*YOUR TASK*. Your task is to gather the lines below that hold the string "PRACTICĂ".

Start

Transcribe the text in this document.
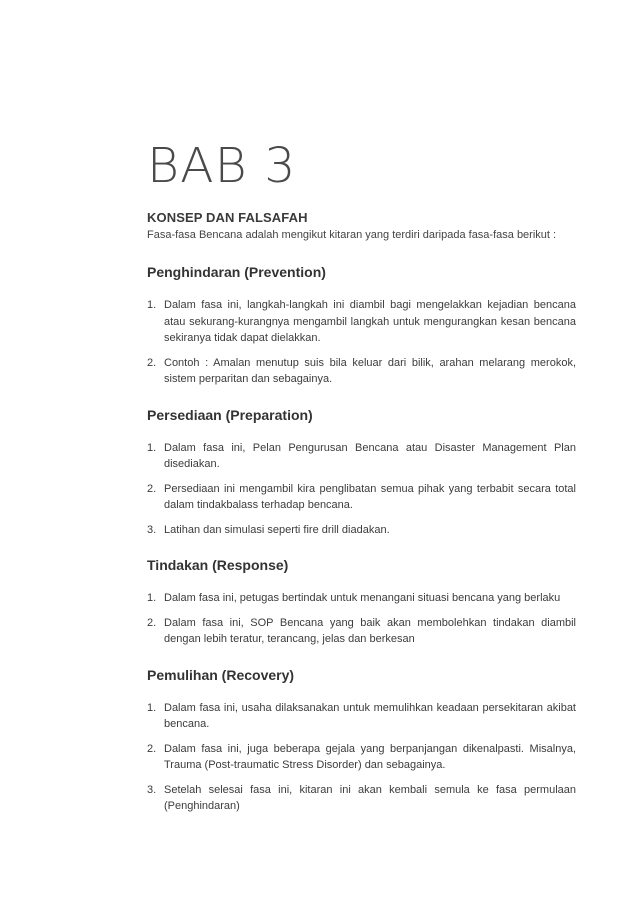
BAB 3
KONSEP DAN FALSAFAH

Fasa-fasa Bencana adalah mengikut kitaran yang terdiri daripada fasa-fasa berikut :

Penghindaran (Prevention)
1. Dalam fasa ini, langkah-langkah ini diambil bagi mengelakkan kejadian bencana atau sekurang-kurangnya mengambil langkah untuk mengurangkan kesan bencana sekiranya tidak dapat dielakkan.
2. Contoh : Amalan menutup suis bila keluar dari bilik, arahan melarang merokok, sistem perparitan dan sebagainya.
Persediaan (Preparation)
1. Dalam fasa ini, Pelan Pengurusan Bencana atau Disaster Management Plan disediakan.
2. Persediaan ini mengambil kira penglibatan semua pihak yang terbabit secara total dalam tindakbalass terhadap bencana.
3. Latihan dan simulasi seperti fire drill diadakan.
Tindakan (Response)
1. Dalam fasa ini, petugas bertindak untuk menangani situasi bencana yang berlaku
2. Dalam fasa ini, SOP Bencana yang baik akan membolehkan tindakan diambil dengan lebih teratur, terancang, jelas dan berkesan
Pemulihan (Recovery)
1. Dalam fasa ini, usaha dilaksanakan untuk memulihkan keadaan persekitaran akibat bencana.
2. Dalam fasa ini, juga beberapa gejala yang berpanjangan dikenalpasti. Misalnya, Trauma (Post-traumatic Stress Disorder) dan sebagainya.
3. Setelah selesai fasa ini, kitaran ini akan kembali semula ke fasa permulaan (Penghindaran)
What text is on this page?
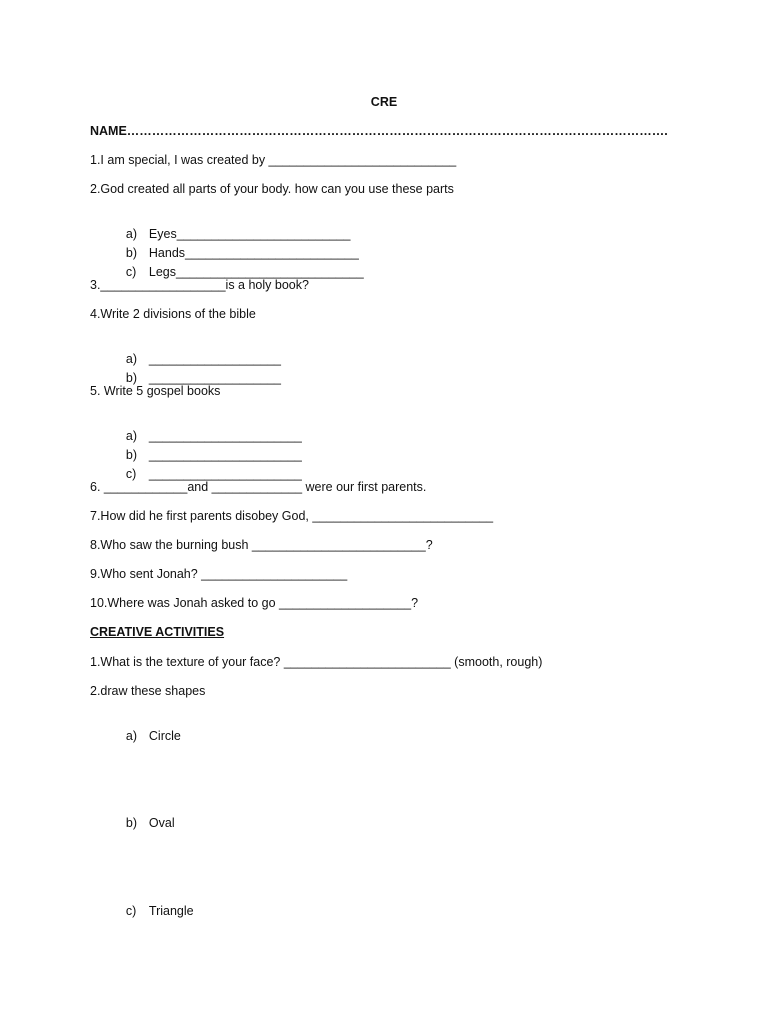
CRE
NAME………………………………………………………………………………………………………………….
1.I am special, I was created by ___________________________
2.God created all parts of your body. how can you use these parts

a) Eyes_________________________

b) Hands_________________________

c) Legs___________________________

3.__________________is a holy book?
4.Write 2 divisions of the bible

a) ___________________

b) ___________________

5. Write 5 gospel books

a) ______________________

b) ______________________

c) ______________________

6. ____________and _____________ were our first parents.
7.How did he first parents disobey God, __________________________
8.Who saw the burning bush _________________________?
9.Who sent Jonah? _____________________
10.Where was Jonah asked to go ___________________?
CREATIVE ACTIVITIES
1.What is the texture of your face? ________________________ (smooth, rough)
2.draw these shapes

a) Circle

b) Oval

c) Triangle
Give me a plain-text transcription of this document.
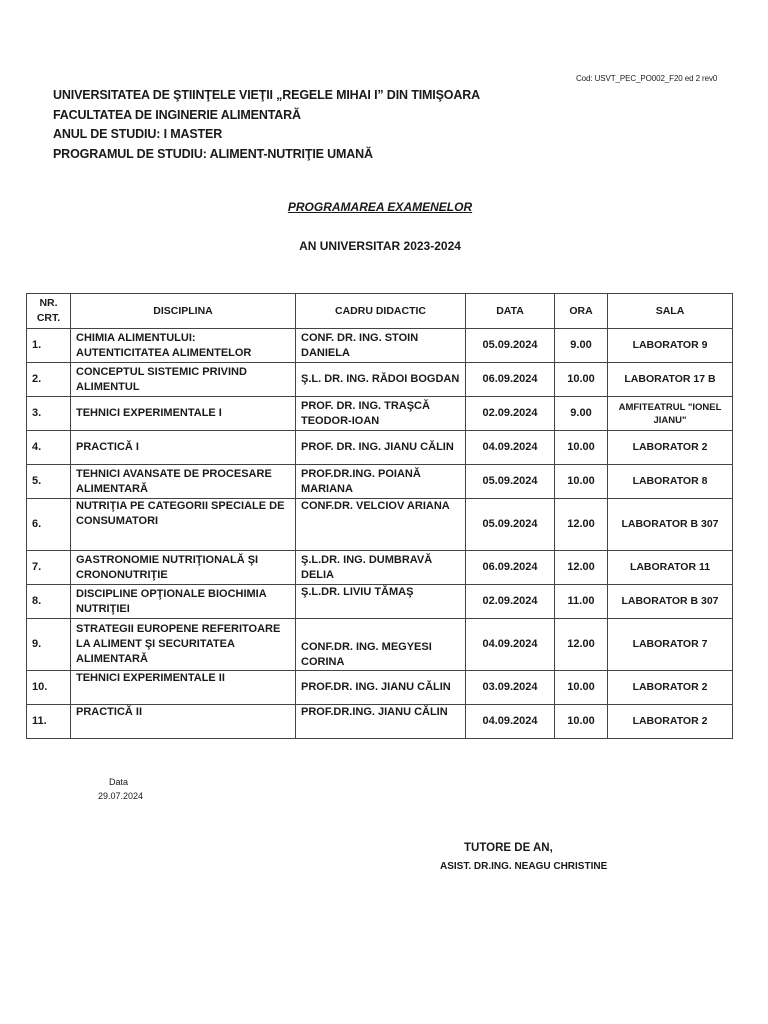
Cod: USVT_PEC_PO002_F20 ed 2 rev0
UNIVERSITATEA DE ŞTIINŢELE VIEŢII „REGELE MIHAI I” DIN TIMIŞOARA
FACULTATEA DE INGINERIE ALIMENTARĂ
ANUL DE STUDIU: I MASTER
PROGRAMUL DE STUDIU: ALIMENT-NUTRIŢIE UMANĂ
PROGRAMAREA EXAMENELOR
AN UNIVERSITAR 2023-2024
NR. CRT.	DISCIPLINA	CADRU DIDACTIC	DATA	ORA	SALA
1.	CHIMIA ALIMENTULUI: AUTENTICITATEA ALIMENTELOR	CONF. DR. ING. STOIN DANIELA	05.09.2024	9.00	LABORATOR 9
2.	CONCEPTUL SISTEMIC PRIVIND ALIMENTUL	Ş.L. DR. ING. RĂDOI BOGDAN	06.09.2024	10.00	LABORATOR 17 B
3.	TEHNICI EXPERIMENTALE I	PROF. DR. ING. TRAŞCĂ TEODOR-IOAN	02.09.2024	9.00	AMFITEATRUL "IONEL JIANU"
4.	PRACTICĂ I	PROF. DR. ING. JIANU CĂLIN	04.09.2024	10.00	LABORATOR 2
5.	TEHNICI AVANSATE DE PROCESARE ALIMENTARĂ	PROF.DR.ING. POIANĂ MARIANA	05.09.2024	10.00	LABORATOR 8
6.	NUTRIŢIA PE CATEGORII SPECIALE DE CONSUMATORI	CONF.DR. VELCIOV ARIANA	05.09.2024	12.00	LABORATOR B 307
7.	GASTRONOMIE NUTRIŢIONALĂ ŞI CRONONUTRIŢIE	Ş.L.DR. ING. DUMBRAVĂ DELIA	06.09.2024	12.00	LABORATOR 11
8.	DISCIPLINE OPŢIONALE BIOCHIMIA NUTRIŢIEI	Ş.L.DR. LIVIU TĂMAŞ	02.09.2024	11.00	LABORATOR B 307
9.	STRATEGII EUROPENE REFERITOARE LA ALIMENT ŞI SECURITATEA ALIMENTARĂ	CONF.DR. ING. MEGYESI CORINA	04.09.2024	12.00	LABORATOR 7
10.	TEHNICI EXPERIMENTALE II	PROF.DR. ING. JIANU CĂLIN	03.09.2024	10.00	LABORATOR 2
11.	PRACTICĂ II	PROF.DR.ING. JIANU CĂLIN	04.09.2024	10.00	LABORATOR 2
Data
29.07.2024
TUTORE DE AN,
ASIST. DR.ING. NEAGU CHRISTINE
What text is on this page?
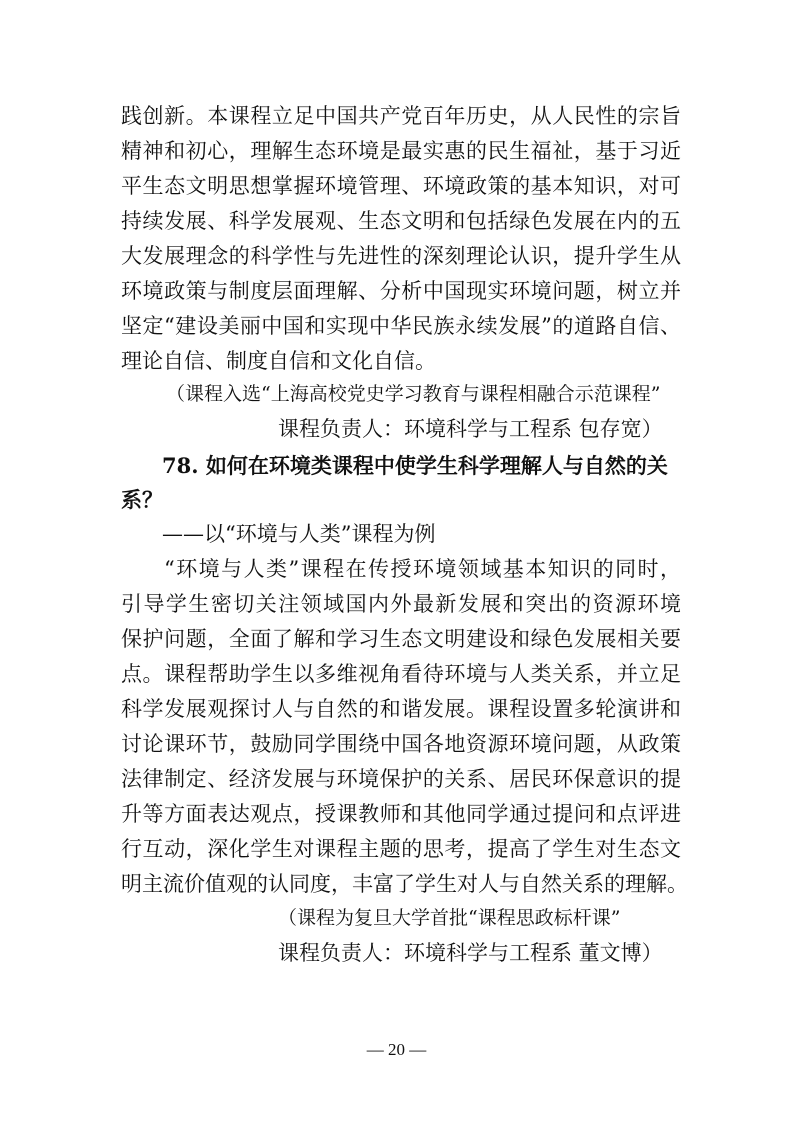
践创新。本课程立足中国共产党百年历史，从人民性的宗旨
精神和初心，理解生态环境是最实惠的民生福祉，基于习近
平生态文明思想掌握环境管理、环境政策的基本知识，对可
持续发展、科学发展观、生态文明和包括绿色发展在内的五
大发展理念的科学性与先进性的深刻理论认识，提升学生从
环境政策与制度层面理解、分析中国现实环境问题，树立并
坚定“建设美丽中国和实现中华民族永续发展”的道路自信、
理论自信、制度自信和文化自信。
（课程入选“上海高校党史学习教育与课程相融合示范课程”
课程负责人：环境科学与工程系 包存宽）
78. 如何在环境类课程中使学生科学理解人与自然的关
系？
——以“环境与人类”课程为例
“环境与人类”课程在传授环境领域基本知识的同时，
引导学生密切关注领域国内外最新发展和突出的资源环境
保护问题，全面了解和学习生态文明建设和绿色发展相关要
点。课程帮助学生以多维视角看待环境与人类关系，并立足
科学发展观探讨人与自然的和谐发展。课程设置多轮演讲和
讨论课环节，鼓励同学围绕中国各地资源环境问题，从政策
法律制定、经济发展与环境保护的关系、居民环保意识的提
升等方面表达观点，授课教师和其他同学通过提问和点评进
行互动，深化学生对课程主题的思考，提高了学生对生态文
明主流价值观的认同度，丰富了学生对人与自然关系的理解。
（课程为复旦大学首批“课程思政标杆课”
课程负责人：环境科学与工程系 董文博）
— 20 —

End

*OUTPUT BELOW*.
4.	PRACTICĂ I	PROF. DR. ING. JIANU CĂLIN	04.09.2024	10.00	LABORATOR 2
11.	PRACTICĂ II	PROF.DR.ING. JIANU CĂLIN	04.09.2024	10.00	LABORATOR 2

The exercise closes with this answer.